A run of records
>> Begin
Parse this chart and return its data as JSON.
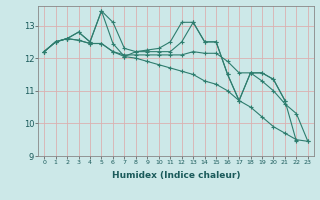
{
  "xlabel": "Humidex (Indice chaleur)",
  "ylabel": "",
  "background_color": "#cce8e8",
  "grid_color": "#dbb0b0",
  "line_color": "#2e7d6e",
  "xlim": [
    -0.5,
    23.5
  ],
  "ylim": [
    9.0,
    13.6
  ],
  "yticks": [
    9,
    10,
    11,
    12,
    13
  ],
  "xticks": [
    0,
    1,
    2,
    3,
    4,
    5,
    6,
    7,
    8,
    9,
    10,
    11,
    12,
    13,
    14,
    15,
    16,
    17,
    18,
    19,
    20,
    21,
    22,
    23
  ],
  "series": [
    [
      12.2,
      12.5,
      12.6,
      12.8,
      12.5,
      13.45,
      12.45,
      12.05,
      12.2,
      12.2,
      12.2,
      12.2,
      12.5,
      13.1,
      12.5,
      12.5,
      11.5,
      10.7,
      11.55,
      11.55,
      11.35,
      10.7,
      9.45,
      null
    ],
    [
      12.2,
      12.5,
      12.6,
      12.55,
      12.45,
      12.45,
      12.2,
      12.1,
      12.1,
      12.1,
      12.1,
      12.1,
      12.1,
      12.2,
      12.15,
      12.15,
      11.9,
      11.55,
      11.55,
      11.3,
      11.0,
      10.6,
      10.3,
      9.45
    ],
    [
      12.2,
      12.5,
      12.6,
      12.8,
      12.5,
      13.45,
      13.1,
      12.3,
      12.2,
      12.25,
      12.3,
      12.5,
      13.1,
      13.1,
      12.5,
      12.5,
      11.5,
      10.7,
      11.55,
      11.55,
      11.35,
      10.7,
      null,
      null
    ],
    [
      12.2,
      12.5,
      12.6,
      12.55,
      12.45,
      12.45,
      12.2,
      12.05,
      12.0,
      11.9,
      11.8,
      11.7,
      11.6,
      11.5,
      11.3,
      11.2,
      11.0,
      10.7,
      10.5,
      10.2,
      9.9,
      9.7,
      9.5,
      9.45
    ]
  ]
}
>> End
▸ **Given task**: Write the listing out a second time exactly, dropping all images.

▸ **Result of this exercise**:
Parse this chart and return its data as JSON.
{
  "xlabel": "Humidex (Indice chaleur)",
  "ylabel": "",
  "background_color": "#cce8e8",
  "grid_color": "#dbb0b0",
  "line_color": "#2e7d6e",
  "xlim": [
    -0.5,
    23.5
  ],
  "ylim": [
    9.0,
    13.6
  ],
  "yticks": [
    9,
    10,
    11,
    12,
    13
  ],
  "xticks": [
    0,
    1,
    2,
    3,
    4,
    5,
    6,
    7,
    8,
    9,
    10,
    11,
    12,
    13,
    14,
    15,
    16,
    17,
    18,
    19,
    20,
    21,
    22,
    23
  ],
  "series": [
    [
      12.2,
      12.5,
      12.6,
      12.8,
      12.5,
      13.45,
      12.45,
      12.05,
      12.2,
      12.2,
      12.2,
      12.2,
      12.5,
      13.1,
      12.5,
      12.5,
      11.5,
      10.7,
      11.55,
      11.55,
      11.35,
      10.7,
      9.45,
      null
    ],
    [
      12.2,
      12.5,
      12.6,
      12.55,
      12.45,
      12.45,
      12.2,
      12.1,
      12.1,
      12.1,
      12.1,
      12.1,
      12.1,
      12.2,
      12.15,
      12.15,
      11.9,
      11.55,
      11.55,
      11.3,
      11.0,
      10.6,
      10.3,
      9.45
    ],
    [
      12.2,
      12.5,
      12.6,
      12.8,
      12.5,
      13.45,
      13.1,
      12.3,
      12.2,
      12.25,
      12.3,
      12.5,
      13.1,
      13.1,
      12.5,
      12.5,
      11.5,
      10.7,
      11.55,
      11.55,
      11.35,
      10.7,
      null,
      null
    ],
    [
      12.2,
      12.5,
      12.6,
      12.55,
      12.45,
      12.45,
      12.2,
      12.05,
      12.0,
      11.9,
      11.8,
      11.7,
      11.6,
      11.5,
      11.3,
      11.2,
      11.0,
      10.7,
      10.5,
      10.2,
      9.9,
      9.7,
      9.5,
      9.45
    ]
  ]
}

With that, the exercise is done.